═════ Passage provided

Thanks for all the comments on the last post. What started as a surprising result to an internet quiz turned into me lamenting again about writing. It is easy to do, I guess.
To answer unbalanced reaction's question. I have one publication in an obscure and local journal. It's nothing I feel very proud of. It got rejected from two other journals before we gave up and submitted to the local journal. The letter said it was peer reviewed but I didn't get any comments from reviewers about it. I have a lot of non peer reviewed items on my CV, a few government reports of which I'm first author on one of them and about one and a half pages of conference proceedings and I'm first author on 90% of them. I didn't do any collaborating as a graduate student so I didn't get a change to "share" publications with people (including my adviser who does none of his own research anymore).
I also wanted to clarify that I mostly enjoy the beginning stages of a manuscript. The organizing and coming up with what to plot and what to talk about. I dislike the review stage and not so much the journal review stage (since not many of my papers have even made it this far I don't have a good idea of this stage) but the adviser review stage. It's long and drawn out and I don't always agree with my adviser. I just want to get the papers submitted so they get to go through the "real" review.
What has inspired me to write today is my husband. He has been telling me that I need to get into a better mood. That I have nothing to complain about. It's like what Candid Engineer said in the comments, I need to have a good attitude (to paraphrase).
I've been in a funk for the past couple of months (maybe counting nine now) and I don't know how to get out. I've always been that person who looks at the brighter side of life. The go getter. The happy girl.
Maybe I put on that persona for too long now I can't hold it up any longer?
Maybe I truly just don't feel that way anymore?
Maybe I'm just being lazy?
I think it's the lazy part. I think my adviser has taught me that things take forever so why rush them. But maybe that is me being lazy again and blaming my laziness on someone else.

══════════
═════ Entries shown

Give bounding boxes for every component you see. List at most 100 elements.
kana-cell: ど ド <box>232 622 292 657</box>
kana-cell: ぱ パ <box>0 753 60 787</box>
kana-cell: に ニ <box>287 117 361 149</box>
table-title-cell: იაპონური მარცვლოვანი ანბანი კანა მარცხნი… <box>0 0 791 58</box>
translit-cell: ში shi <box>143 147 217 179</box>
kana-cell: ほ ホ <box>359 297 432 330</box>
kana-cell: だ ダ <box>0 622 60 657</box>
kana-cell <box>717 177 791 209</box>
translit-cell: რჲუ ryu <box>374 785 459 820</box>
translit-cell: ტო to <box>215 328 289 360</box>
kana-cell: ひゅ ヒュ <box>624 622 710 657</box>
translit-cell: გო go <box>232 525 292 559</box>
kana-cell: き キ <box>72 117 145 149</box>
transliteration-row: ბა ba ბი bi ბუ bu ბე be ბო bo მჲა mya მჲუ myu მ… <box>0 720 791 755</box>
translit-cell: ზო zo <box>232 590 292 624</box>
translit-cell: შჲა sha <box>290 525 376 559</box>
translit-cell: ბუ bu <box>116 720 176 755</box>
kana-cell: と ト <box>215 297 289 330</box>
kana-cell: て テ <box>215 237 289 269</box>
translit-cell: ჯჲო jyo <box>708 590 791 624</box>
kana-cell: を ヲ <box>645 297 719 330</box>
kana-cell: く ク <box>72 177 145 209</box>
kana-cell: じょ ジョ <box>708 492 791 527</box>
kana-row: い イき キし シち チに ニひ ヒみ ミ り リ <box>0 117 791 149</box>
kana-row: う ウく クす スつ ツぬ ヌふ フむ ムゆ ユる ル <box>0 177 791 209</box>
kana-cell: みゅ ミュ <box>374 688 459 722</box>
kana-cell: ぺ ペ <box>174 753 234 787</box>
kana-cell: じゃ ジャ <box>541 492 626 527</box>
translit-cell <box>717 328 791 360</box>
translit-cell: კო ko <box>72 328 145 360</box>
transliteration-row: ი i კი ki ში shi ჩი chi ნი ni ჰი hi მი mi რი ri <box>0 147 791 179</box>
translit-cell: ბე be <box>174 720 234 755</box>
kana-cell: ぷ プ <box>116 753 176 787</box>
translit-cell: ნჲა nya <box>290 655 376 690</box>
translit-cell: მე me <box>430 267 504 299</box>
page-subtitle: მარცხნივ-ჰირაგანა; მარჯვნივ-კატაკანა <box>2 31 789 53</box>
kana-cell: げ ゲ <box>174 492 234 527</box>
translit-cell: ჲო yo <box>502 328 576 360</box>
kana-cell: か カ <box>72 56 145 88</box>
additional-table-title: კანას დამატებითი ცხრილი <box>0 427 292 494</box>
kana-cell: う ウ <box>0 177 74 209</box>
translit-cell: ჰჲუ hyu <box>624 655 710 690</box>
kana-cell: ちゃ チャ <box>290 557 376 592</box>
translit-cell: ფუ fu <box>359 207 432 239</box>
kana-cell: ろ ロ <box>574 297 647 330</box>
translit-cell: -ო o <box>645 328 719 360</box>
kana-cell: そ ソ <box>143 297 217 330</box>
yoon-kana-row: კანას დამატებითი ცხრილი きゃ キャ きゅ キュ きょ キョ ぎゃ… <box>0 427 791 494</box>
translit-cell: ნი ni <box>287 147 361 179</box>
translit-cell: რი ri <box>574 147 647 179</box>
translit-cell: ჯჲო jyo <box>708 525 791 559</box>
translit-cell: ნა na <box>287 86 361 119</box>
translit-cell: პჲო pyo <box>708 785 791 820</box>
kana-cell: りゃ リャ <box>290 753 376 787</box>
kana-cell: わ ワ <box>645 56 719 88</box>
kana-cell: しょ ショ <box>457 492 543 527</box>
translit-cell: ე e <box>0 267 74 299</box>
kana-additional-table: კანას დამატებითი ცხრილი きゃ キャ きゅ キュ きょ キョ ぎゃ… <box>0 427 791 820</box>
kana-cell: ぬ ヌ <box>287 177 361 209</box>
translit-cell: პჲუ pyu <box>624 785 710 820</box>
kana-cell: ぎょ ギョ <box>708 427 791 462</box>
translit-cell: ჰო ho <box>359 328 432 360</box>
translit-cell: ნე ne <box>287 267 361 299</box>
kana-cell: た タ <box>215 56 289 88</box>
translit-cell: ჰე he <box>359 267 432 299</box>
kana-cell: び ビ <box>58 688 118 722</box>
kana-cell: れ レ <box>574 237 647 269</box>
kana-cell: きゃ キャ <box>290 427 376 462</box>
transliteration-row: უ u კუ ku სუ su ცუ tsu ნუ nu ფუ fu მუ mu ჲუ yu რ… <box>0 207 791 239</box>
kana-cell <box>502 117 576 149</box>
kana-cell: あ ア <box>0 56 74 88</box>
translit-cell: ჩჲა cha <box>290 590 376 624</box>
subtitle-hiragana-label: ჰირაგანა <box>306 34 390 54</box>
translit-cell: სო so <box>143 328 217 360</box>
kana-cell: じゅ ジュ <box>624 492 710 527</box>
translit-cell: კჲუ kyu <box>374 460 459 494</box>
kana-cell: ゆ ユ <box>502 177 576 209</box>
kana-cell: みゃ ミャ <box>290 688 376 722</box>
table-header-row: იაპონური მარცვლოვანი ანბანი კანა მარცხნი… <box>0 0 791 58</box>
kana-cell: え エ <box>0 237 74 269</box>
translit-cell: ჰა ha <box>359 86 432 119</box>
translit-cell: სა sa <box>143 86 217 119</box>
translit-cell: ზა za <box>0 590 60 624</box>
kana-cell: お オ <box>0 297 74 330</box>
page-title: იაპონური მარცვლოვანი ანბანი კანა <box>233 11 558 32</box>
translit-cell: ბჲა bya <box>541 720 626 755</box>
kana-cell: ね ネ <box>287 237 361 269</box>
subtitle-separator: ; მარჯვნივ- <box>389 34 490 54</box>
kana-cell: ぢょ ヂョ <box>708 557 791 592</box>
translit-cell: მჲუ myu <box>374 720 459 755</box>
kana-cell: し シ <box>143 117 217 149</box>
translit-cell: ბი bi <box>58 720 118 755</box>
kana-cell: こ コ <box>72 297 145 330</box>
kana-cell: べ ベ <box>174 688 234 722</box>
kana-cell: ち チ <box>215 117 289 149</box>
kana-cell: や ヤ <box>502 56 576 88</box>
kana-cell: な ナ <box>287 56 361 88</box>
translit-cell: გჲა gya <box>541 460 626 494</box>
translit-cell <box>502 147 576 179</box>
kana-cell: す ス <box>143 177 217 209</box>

══════════

(Prompt 1):
Select each line of the records that contains the string "page", matching case.
(Prompt 2):
Pick up the blog post about writing and being in a funk after its final sentence and carry it on.

(Final result 1):
page-subtitle: მარცხნივ-ჰირაგანა; მარჯვნივ-კატაკანა <box>2 31 789 53</box>
page-title: იაპონური მარცვლოვანი ანბანი კანა <box>233 11 558 32</box>

(Final result 2):
I've been doing this food challenge in hopes of helping me loose weight by not buying junk food. Well, both Wed. and Thus. I went to the grocery store and bought a pint of ice cream and ate the whole pint in one sitting. *Sigh*
I need to loose 20 lbs and just can't seem to do it. Even when I think I'm having a great week the scale doesn't show any difference. *Sigh* Ok this post is getting depressing.
What I want to say is that I need to have a better attitude on everything not only for my own mental sanity but for the sanity of my marriage. My husband also has a lot he is going through but he stays strong and it doesn't help for him to come home to a gloomy household.
He also keeps telling me that I need to submit manuscripts without worrying about my coauthors. This seems unethical to me.
My feelings of depression this week come from lack of direction. I have two talks I'm working on: conference talk and dissertation talk. Other that this I don't know what I should be doing!! I sent my adviser, what I feel is a final draft of our resubmit and then what. Should I be working on making the chapters into manuscripts? If so how? The chapters are in pretty good shape from my end I feel I need the coauthors (or committee) to give me comments for improvement. Or should I just prepare and submit one without any one knowing?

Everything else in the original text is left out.